▶ Aufgabe 1:
Prüfe anhand des Artikels über Karl Jindrak, ob jede Aussage zutrifft: (a) Jindrak gewann 2005 den Europameistertitel. (b) Jindrak und Werner Schlager bildeten zehn Jahre lang ein Duo. (c) Jindrak arbeitet inzwischen als Trainer. Antworte jeweils mit Ja oder Nein und führe die ausschlaggebenden Worte des Artikels wörtlich an.

▶ Seitenauszug:
::::
Buntes

Einzel zum Einspielen: Karl Jindrak, der Doppelspezialist

Ein Herz und eine Seele: Karl Jindrak und Werner Schlager waren 20 Jahre lang ein eingespieltes Team (©Jindrak)

29.08.2014 - Im Tennis muss man sie nicht lange suchen, im Tischtennis gibt es sie quasi nicht - die Doppelspezialisten. Der Österreicher Karl Jindrak war einer der Wenigen, die sich voll und ganz dem Doppel verschrieben und die Einzelwettbewerbe nach hinten gestellt haben. Zusammen mit Weltmeister Werner Schlager bildete er zwanzig Jahre lang ein Duo, das sich blind verstand und in der Weltspitze für Aufsehen sorgte.

Karl Jindrak kletterte in seiner Karriere etliche Male aufs Treppchen, war seit den ersten ITTF Pro Tour Grand Finals 1996 in jedem Jahr für das Saisonhighlight qualifiziert und krönte seine Laufbahn 2005 schließlich mit dem Europameistertitel. Ihnen ist der Name Karl Jindrak trotzdem nicht so geläufig? Das liegt wahrscheinlich daran, dass er seine Erfolge in der etwas unpopuläreren Disziplin des Tischtennissports, im Doppel, feiern durfte. Während es der ehemalige österreichische Nationalspieler bei internationalen Turnieren im Einzel oft nicht über die ersten Runden hinaus schaffte, erklomm er im Doppel ganz andere Höhen - und war gemeinsam mit Partner Werner Schlager über zwei Jahrzehnte eine feste Größe in dieser Disziplin. "Ich hatte mich im Einzel nicht so richtig wohl gefühlt, mir hat quasi etwas gefehlt", erklärt der 41-Jährige, der inzwischen als Turnierdirektor bei der ITTF tätig ist. "Ich war zu 100 % ein Doppelspieler, meine Turniere waren nur auf den Doppelbewerb ausgelegt. Meine Einzelspiele nutzte ich quasi als 'Einspielen' fürs Doppel."
::::
▶ Auszüge der Auflistung:
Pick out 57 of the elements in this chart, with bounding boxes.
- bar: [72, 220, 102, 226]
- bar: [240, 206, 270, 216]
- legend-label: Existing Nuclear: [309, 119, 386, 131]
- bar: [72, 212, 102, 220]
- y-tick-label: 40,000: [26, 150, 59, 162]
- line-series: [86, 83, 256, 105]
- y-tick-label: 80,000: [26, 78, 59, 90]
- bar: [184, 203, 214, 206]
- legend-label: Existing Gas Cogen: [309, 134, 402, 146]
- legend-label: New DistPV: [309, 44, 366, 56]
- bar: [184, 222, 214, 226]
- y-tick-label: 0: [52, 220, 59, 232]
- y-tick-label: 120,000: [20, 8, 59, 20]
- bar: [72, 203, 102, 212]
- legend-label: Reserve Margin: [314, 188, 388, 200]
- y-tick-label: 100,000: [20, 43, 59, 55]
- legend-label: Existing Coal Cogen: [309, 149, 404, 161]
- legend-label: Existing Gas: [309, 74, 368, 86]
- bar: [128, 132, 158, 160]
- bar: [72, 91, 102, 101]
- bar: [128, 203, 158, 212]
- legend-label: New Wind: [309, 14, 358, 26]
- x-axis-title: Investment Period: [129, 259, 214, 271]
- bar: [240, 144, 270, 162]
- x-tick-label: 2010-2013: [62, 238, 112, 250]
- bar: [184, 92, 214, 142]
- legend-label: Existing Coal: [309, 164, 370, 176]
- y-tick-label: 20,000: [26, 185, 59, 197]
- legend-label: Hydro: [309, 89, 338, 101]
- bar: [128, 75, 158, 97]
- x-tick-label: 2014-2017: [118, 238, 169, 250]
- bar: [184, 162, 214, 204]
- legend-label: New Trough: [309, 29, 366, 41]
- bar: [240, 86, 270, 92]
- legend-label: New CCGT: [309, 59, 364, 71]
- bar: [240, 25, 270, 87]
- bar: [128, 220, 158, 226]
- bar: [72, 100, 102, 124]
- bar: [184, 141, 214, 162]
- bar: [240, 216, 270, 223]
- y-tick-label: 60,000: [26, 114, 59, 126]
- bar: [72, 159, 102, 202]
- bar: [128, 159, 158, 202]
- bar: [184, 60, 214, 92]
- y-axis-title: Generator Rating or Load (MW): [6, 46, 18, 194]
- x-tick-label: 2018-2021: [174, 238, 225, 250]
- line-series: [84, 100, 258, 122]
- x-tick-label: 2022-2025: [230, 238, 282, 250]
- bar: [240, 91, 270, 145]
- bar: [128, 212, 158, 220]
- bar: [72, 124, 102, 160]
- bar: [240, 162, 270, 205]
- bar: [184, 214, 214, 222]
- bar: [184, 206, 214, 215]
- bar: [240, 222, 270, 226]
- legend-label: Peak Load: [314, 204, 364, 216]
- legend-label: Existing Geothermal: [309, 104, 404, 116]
::::
▶ Aufgabe 2:
Gib Zeilen aus der Auflistung unverändert wieder: Fang mit ihrer ersten Zeile an und hör nach der Zeile auf, die "- bar: [184, 162, 214, 204]" enthält.

▶ Ergebnis 1:
(a) Ja: „krönte seine Laufbahn 2005 schließlich mit dem Europameistertitel“
(b) Nein: „zwanzig Jahre lang ein Duo“
(c) Nein: „der inzwischen als Turnierdirektor bei der ITTF tätig ist“

▶ Ergebnis 2:
Pick out 57 of the elements in this chart, with bounding boxes.
- bar: [72, 220, 102, 226]
- bar: [240, 206, 270, 216]
- legend-label: Existing Nuclear: [309, 119, 386, 131]
- bar: [72, 212, 102, 220]
- y-tick-label: 40,000: [26, 150, 59, 162]
- line-series: [86, 83, 256, 105]
- y-tick-label: 80,000: [26, 78, 59, 90]
- bar: [184, 203, 214, 206]
- legend-label: Existing Gas Cogen: [309, 134, 402, 146]
- legend-label: New DistPV: [309, 44, 366, 56]
- bar: [184, 222, 214, 226]
- y-tick-label: 0: [52, 220, 59, 232]
- y-tick-label: 120,000: [20, 8, 59, 20]
- bar: [72, 203, 102, 212]
- legend-label: Reserve Margin: [314, 188, 388, 200]
- y-tick-label: 100,000: [20, 43, 59, 55]
- legend-label: Existing Coal Cogen: [309, 149, 404, 161]
- legend-label: Existing Gas: [309, 74, 368, 86]
- bar: [128, 132, 158, 160]
- bar: [72, 91, 102, 101]
- bar: [128, 203, 158, 212]
- legend-label: New Wind: [309, 14, 358, 26]
- x-axis-title: Investment Period: [129, 259, 214, 271]
- bar: [240, 144, 270, 162]
- x-tick-label: 2010-2013: [62, 238, 112, 250]
- bar: [184, 92, 214, 142]
- legend-label: Existing Coal: [309, 164, 370, 176]
- y-tick-label: 20,000: [26, 185, 59, 197]
- legend-label: Hydro: [309, 89, 338, 101]
- bar: [128, 75, 158, 97]
- x-tick-label: 2014-2017: [118, 238, 169, 250]
- bar: [184, 162, 214, 204]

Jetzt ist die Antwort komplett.